• [WHAT YOU ARE ASKED TO DO]
Quote, without change, all of the lines that follow.

• [DATA EXTRACT]
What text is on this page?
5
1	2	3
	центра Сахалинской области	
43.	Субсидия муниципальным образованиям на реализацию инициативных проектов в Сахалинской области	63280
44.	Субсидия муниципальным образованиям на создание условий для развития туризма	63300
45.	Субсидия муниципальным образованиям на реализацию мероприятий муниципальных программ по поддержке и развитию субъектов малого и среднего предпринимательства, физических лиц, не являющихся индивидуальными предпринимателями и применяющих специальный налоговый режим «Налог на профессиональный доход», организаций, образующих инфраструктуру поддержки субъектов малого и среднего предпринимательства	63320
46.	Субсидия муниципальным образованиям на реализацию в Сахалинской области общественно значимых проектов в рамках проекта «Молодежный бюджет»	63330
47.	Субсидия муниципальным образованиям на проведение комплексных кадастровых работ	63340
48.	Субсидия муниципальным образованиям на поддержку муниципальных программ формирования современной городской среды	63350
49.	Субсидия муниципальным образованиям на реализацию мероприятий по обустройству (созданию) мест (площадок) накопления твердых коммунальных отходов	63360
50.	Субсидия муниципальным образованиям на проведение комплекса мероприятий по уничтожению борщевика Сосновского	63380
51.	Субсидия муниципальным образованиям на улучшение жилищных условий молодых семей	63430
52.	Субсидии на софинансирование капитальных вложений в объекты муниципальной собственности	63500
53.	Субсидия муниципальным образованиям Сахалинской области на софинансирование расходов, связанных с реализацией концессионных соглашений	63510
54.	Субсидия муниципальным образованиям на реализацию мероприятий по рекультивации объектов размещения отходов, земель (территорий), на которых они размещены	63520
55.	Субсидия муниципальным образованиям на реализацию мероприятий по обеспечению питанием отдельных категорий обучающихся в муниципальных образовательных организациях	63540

• [EXPECTED ANSWER]
What text is on this page?
5
1	2	3
	центра Сахалинской области	
43.	Субсидия муниципальным образованиям на реализацию инициативных проектов в Сахалинской области	63280
44.	Субсидия муниципальным образованиям на создание условий для развития туризма	63300
45.	Субсидия муниципальным образованиям на реализацию мероприятий муниципальных программ по поддержке и развитию субъектов малого и среднего предпринимательства, физических лиц, не являющихся индивидуальными предпринимателями и применяющих специальный налоговый режим «Налог на профессиональный доход», организаций, образующих инфраструктуру поддержки субъектов малого и среднего предпринимательства	63320
46.	Субсидия муниципальным образованиям на реализацию в Сахалинской области общественно значимых проектов в рамках проекта «Молодежный бюджет»	63330
47.	Субсидия муниципальным образованиям на проведение комплексных кадастровых работ	63340
48.	Субсидия муниципальным образованиям на поддержку муниципальных программ формирования современной городской среды	63350
49.	Субсидия муниципальным образованиям на реализацию мероприятий по обустройству (созданию) мест (площадок) накопления твердых коммунальных отходов	63360
50.	Субсидия муниципальным образованиям на проведение комплекса мероприятий по уничтожению борщевика Сосновского	63380
51.	Субсидия муниципальным образованиям на улучшение жилищных условий молодых семей	63430
52.	Субсидии на софинансирование капитальных вложений в объекты муниципальной собственности	63500
53.	Субсидия муниципальным образованиям Сахалинской области на софинансирование расходов, связанных с реализацией концессионных соглашений	63510
54.	Субсидия муниципальным образованиям на реализацию мероприятий по рекультивации объектов размещения отходов, земель (территорий), на которых они размещены	63520
55.	Субсидия муниципальным образованиям на реализацию мероприятий по обеспечению питанием отдельных категорий обучающихся в муниципальных образовательных организациях	63540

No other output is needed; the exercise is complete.